# What to work on:
Return every record exactly as written.

☆ ☆ ☆ ☆ ☆

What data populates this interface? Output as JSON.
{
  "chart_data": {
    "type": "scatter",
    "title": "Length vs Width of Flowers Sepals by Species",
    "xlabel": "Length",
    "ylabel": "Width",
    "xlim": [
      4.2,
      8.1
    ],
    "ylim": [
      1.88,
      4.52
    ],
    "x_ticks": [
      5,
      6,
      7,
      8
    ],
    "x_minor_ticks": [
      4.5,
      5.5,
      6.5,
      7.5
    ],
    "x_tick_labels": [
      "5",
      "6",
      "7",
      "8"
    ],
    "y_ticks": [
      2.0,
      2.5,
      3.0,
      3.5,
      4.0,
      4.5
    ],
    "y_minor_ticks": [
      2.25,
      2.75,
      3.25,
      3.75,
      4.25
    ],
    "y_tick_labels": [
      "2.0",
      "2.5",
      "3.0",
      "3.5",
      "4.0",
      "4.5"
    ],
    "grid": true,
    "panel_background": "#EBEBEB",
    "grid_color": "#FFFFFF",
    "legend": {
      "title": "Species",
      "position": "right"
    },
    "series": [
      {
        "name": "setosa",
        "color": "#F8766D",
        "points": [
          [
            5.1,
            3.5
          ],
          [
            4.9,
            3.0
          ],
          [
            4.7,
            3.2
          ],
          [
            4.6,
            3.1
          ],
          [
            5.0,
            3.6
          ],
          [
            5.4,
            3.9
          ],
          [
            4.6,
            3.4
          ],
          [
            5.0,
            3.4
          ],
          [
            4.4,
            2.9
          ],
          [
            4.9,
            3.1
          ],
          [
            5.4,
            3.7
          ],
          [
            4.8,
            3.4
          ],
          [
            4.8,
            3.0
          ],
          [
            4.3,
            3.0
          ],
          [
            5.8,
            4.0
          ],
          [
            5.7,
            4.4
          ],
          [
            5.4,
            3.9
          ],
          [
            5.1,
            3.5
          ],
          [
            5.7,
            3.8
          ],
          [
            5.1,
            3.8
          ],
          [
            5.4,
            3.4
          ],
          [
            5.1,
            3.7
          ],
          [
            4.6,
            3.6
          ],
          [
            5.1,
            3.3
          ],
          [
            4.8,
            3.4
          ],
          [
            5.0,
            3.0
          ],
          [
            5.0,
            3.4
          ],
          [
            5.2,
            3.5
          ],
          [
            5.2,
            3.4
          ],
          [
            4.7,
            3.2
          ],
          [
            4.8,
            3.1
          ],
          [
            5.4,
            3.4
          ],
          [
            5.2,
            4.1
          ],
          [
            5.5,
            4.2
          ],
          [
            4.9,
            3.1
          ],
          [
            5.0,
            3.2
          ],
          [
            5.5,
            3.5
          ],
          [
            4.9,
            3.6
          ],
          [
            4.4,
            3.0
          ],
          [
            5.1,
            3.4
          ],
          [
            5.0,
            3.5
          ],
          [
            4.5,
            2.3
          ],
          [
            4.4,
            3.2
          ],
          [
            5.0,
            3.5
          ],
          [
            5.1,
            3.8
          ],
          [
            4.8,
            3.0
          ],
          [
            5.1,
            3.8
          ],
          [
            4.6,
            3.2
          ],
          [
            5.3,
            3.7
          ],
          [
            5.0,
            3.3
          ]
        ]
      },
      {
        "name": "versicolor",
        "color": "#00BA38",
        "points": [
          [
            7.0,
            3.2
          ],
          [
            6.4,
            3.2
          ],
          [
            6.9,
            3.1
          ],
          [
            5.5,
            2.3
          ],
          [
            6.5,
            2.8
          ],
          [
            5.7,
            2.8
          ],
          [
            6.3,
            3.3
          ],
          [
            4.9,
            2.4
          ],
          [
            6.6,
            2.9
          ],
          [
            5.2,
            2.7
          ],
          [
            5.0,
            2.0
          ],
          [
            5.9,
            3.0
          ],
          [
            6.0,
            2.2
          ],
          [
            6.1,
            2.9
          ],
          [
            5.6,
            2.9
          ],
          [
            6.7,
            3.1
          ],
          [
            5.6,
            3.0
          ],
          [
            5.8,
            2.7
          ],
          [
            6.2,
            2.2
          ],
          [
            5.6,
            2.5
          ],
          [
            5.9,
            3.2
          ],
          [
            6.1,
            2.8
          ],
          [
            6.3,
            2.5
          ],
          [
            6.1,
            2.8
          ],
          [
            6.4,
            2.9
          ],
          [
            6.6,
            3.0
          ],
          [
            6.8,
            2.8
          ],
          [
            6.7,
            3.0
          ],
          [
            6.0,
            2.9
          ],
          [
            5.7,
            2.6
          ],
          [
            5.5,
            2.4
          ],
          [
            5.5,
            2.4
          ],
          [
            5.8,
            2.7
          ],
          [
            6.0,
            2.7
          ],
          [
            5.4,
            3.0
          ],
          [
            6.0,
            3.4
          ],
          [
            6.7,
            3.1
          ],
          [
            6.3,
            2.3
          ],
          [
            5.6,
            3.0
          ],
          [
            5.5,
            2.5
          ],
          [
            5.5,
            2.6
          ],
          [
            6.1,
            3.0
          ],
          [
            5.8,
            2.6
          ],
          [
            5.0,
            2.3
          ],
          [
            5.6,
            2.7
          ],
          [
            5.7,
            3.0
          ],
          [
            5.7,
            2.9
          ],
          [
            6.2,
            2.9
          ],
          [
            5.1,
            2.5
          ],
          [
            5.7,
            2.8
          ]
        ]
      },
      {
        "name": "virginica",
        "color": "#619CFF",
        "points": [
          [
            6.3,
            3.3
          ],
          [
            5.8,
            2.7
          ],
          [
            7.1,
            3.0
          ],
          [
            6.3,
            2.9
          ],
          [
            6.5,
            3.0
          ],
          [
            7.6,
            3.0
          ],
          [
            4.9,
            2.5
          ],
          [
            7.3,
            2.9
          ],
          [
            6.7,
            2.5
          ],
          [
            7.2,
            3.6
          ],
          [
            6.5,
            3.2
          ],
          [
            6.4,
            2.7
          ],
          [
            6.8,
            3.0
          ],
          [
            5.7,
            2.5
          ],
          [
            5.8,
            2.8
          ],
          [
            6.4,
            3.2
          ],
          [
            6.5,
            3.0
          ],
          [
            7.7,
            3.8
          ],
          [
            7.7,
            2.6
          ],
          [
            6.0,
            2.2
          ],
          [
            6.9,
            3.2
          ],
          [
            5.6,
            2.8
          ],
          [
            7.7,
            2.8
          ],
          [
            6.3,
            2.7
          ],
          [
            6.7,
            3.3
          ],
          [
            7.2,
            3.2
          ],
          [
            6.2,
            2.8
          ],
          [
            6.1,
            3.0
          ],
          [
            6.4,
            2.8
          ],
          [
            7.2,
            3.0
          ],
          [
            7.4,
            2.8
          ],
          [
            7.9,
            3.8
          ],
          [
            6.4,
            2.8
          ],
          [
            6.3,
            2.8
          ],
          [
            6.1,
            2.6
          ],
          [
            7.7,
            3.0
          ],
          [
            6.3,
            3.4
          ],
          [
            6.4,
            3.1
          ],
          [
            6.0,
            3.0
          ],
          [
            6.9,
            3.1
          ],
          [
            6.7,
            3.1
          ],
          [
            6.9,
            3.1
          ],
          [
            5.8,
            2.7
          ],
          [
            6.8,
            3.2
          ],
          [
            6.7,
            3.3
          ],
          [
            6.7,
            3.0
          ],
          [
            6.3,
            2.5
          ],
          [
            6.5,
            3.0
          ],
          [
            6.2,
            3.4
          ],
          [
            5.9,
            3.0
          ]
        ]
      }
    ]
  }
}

☆ ☆ ☆ ☆ ☆

# Result:
What data populates this interface? Output as JSON.
{
  "chart_data": {
    "type": "scatter",
    "title": "Length vs Width of Flowers Sepals by Species",
    "xlabel": "Length",
    "ylabel": "Width",
    "xlim": [
      4.2,
      8.1
    ],
    "ylim": [
      1.88,
      4.52
    ],
    "x_ticks": [
      5,
      6,
      7,
      8
    ],
    "x_minor_ticks": [
      4.5,
      5.5,
      6.5,
      7.5
    ],
    "x_tick_labels": [
      "5",
      "6",
      "7",
      "8"
    ],
    "y_ticks": [
      2.0,
      2.5,
      3.0,
      3.5,
      4.0,
      4.5
    ],
    "y_minor_ticks": [
      2.25,
      2.75,
      3.25,
      3.75,
      4.25
    ],
    "y_tick_labels": [
      "2.0",
      "2.5",
      "3.0",
      "3.5",
      "4.0",
      "4.5"
    ],
    "grid": true,
    "panel_background": "#EBEBEB",
    "grid_color": "#FFFFFF",
    "legend": {
      "title": "Species",
      "position": "right"
    },
    "series": [
      {
        "name": "setosa",
        "color": "#F8766D",
        "points": [
          [
            5.1,
            3.5
          ],
          [
            4.9,
            3.0
          ],
          [
            4.7,
            3.2
          ],
          [
            4.6,
            3.1
          ],
          [
            5.0,
            3.6
          ],
          [
            5.4,
            3.9
          ],
          [
            4.6,
            3.4
          ],
          [
            5.0,
            3.4
          ],
          [
            4.4,
            2.9
          ],
          [
            4.9,
            3.1
          ],
          [
            5.4,
            3.7
          ],
          [
            4.8,
            3.4
          ],
          [
            4.8,
            3.0
          ],
          [
            4.3,
            3.0
          ],
          [
            5.8,
            4.0
          ],
          [
            5.7,
            4.4
          ],
          [
            5.4,
            3.9
          ],
          [
            5.1,
            3.5
          ],
          [
            5.7,
            3.8
          ],
          [
            5.1,
            3.8
          ],
          [
            5.4,
            3.4
          ],
          [
            5.1,
            3.7
          ],
          [
            4.6,
            3.6
          ],
          [
            5.1,
            3.3
          ],
          [
            4.8,
            3.4
          ],
          [
            5.0,
            3.0
          ],
          [
            5.0,
            3.4
          ],
          [
            5.2,
            3.5
          ],
          [
            5.2,
            3.4
          ],
          [
            4.7,
            3.2
          ],
          [
            4.8,
            3.1
          ],
          [
            5.4,
            3.4
          ],
          [
            5.2,
            4.1
          ],
          [
            5.5,
            4.2
          ],
          [
            4.9,
            3.1
          ],
          [
            5.0,
            3.2
          ],
          [
            5.5,
            3.5
          ],
          [
            4.9,
            3.6
          ],
          [
            4.4,
            3.0
          ],
          [
            5.1,
            3.4
          ],
          [
            5.0,
            3.5
          ],
          [
            4.5,
            2.3
          ],
          [
            4.4,
            3.2
          ],
          [
            5.0,
            3.5
          ],
          [
            5.1,
            3.8
          ],
          [
            4.8,
            3.0
          ],
          [
            5.1,
            3.8
          ],
          [
            4.6,
            3.2
          ],
          [
            5.3,
            3.7
          ],
          [
            5.0,
            3.3
          ]
        ]
      },
      {
        "name": "versicolor",
        "color": "#00BA38",
        "points": [
          [
            7.0,
            3.2
          ],
          [
            6.4,
            3.2
          ],
          [
            6.9,
            3.1
          ],
          [
            5.5,
            2.3
          ],
          [
            6.5,
            2.8
          ],
          [
            5.7,
            2.8
          ],
          [
            6.3,
            3.3
          ],
          [
            4.9,
            2.4
          ],
          [
            6.6,
            2.9
          ],
          [
            5.2,
            2.7
          ],
          [
            5.0,
            2.0
          ],
          [
            5.9,
            3.0
          ],
          [
            6.0,
            2.2
          ],
          [
            6.1,
            2.9
          ],
          [
            5.6,
            2.9
          ],
          [
            6.7,
            3.1
          ],
          [
            5.6,
            3.0
          ],
          [
            5.8,
            2.7
          ],
          [
            6.2,
            2.2
          ],
          [
            5.6,
            2.5
          ],
          [
            5.9,
            3.2
          ],
          [
            6.1,
            2.8
          ],
          [
            6.3,
            2.5
          ],
          [
            6.1,
            2.8
          ],
          [
            6.4,
            2.9
          ],
          [
            6.6,
            3.0
          ],
          [
            6.8,
            2.8
          ],
          [
            6.7,
            3.0
          ],
          [
            6.0,
            2.9
          ],
          [
            5.7,
            2.6
          ],
          [
            5.5,
            2.4
          ],
          [
            5.5,
            2.4
          ],
          [
            5.8,
            2.7
          ],
          [
            6.0,
            2.7
          ],
          [
            5.4,
            3.0
          ],
          [
            6.0,
            3.4
          ],
          [
            6.7,
            3.1
          ],
          [
            6.3,
            2.3
          ],
          [
            5.6,
            3.0
          ],
          [
            5.5,
            2.5
          ],
          [
            5.5,
            2.6
          ],
          [
            6.1,
            3.0
          ],
          [
            5.8,
            2.6
          ],
          [
            5.0,
            2.3
          ],
          [
            5.6,
            2.7
          ],
          [
            5.7,
            3.0
          ],
          [
            5.7,
            2.9
          ],
          [
            6.2,
            2.9
          ],
          [
            5.1,
            2.5
          ],
          [
            5.7,
            2.8
          ]
        ]
      },
      {
        "name": "virginica",
        "color": "#619CFF",
        "points": [
          [
            6.3,
            3.3
          ],
          [
            5.8,
            2.7
          ],
          [
            7.1,
            3.0
          ],
          [
            6.3,
            2.9
          ],
          [
            6.5,
            3.0
          ],
          [
            7.6,
            3.0
          ],
          [
            4.9,
            2.5
          ],
          [
            7.3,
            2.9
          ],
          [
            6.7,
            2.5
          ],
          [
            7.2,
            3.6
          ],
          [
            6.5,
            3.2
          ],
          [
            6.4,
            2.7
          ],
          [
            6.8,
            3.0
          ],
          [
            5.7,
            2.5
          ],
          [
            5.8,
            2.8
          ],
          [
            6.4,
            3.2
          ],
          [
            6.5,
            3.0
          ],
          [
            7.7,
            3.8
          ],
          [
            7.7,
            2.6
          ],
          [
            6.0,
            2.2
          ],
          [
            6.9,
            3.2
          ],
          [
            5.6,
            2.8
          ],
          [
            7.7,
            2.8
          ],
          [
            6.3,
            2.7
          ],
          [
            6.7,
            3.3
          ],
          [
            7.2,
            3.2
          ],
          [
            6.2,
            2.8
          ],
          [
            6.1,
            3.0
          ],
          [
            6.4,
            2.8
          ],
          [
            7.2,
            3.0
          ],
          [
            7.4,
            2.8
          ],
          [
            7.9,
            3.8
          ],
          [
            6.4,
            2.8
          ],
          [
            6.3,
            2.8
          ],
          [
            6.1,
            2.6
          ],
          [
            7.7,
            3.0
          ],
          [
            6.3,
            3.4
          ],
          [
            6.4,
            3.1
          ],
          [
            6.0,
            3.0
          ],
          [
            6.9,
            3.1
          ],
          [
            6.7,
            3.1
          ],
          [
            6.9,
            3.1
          ],
          [
            5.8,
            2.7
          ],
          [
            6.8,
            3.2
          ],
          [
            6.7,
            3.3
          ],
          [
            6.7,
            3.0
          ],
          [
            6.3,
            2.5
          ],
          [
            6.5,
            3.0
          ],
          [
            6.2,
            3.4
          ],
          [
            5.9,
            3.0
          ]
        ]
      }
    ]
  }
}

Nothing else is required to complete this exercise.